▶ [EXERCISE INSTRUCTIONS]: Lines that hold the word "Supply" should be located and copied.

▶ [RECORDS SUPPLIED]:
— BEGIN —
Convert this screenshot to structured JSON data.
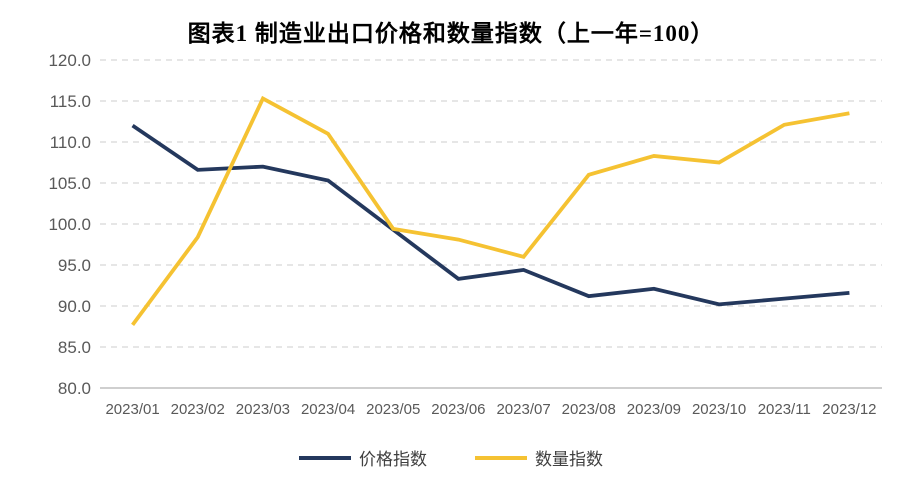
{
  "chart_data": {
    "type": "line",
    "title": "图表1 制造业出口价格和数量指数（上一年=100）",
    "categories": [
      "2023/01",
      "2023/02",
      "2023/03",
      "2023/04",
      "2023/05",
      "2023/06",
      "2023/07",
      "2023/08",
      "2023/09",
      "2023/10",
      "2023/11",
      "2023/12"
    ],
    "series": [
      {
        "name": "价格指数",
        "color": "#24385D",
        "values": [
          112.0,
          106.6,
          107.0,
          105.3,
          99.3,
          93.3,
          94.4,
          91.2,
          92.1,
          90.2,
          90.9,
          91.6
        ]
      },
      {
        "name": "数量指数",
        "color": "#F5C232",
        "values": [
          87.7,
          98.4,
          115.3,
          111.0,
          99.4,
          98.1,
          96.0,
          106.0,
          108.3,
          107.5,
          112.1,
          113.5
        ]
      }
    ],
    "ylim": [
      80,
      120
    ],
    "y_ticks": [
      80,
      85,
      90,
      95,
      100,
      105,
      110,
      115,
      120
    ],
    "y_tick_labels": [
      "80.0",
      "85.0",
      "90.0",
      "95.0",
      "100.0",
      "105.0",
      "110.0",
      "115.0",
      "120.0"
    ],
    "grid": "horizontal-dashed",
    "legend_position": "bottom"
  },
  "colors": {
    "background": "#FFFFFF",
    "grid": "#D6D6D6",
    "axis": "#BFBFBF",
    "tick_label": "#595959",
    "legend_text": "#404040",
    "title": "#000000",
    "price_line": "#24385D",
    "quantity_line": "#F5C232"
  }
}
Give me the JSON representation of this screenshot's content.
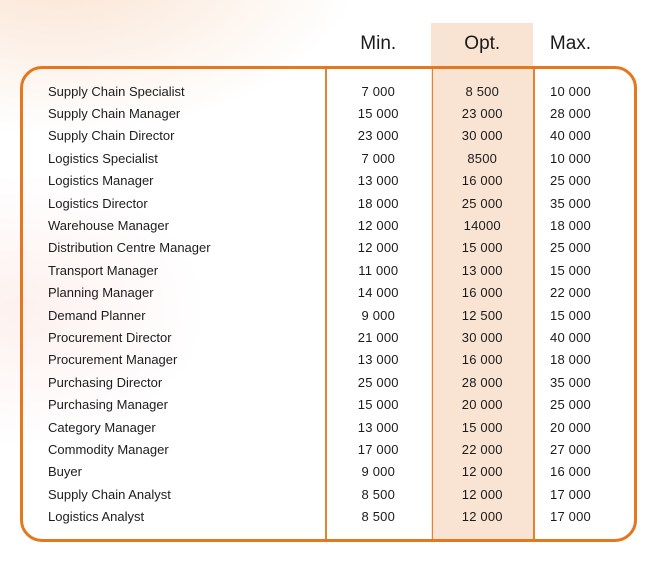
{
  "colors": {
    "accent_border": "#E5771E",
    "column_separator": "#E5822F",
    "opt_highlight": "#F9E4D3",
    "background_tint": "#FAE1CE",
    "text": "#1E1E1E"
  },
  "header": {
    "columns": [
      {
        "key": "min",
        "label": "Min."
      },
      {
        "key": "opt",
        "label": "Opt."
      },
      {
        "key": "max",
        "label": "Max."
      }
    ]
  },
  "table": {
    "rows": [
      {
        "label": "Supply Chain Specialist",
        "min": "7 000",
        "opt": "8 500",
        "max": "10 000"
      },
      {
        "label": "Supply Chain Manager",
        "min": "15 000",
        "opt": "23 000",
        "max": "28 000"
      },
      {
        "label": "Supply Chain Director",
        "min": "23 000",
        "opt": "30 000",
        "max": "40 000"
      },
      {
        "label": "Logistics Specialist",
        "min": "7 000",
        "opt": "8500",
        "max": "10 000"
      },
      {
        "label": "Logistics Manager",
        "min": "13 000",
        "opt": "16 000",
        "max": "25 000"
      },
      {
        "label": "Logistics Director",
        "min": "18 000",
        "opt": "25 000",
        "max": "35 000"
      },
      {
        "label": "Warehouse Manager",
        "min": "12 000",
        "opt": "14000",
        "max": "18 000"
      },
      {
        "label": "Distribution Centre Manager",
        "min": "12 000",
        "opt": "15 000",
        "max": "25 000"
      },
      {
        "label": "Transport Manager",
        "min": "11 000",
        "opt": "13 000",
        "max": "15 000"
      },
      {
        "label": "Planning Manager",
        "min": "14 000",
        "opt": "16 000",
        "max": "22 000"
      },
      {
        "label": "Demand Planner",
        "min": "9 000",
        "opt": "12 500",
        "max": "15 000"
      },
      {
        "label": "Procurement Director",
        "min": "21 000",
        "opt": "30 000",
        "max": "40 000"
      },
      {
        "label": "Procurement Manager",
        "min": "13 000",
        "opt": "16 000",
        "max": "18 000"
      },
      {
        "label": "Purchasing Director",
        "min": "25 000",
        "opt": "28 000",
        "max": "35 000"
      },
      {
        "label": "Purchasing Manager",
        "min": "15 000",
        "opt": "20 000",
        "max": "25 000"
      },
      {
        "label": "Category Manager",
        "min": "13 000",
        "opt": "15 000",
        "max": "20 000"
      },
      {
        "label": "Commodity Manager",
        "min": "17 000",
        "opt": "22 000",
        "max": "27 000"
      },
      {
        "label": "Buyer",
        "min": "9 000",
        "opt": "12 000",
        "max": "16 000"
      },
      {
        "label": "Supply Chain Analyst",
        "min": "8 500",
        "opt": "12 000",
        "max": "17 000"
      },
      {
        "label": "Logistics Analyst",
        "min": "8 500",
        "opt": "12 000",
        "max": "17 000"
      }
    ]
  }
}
— END —
▶ [THE RESULT]:
        "label": "Supply Chain Specialist",
        "label": "Supply Chain Manager",
        "label": "Supply Chain Director",
        "label": "Supply Chain Analyst",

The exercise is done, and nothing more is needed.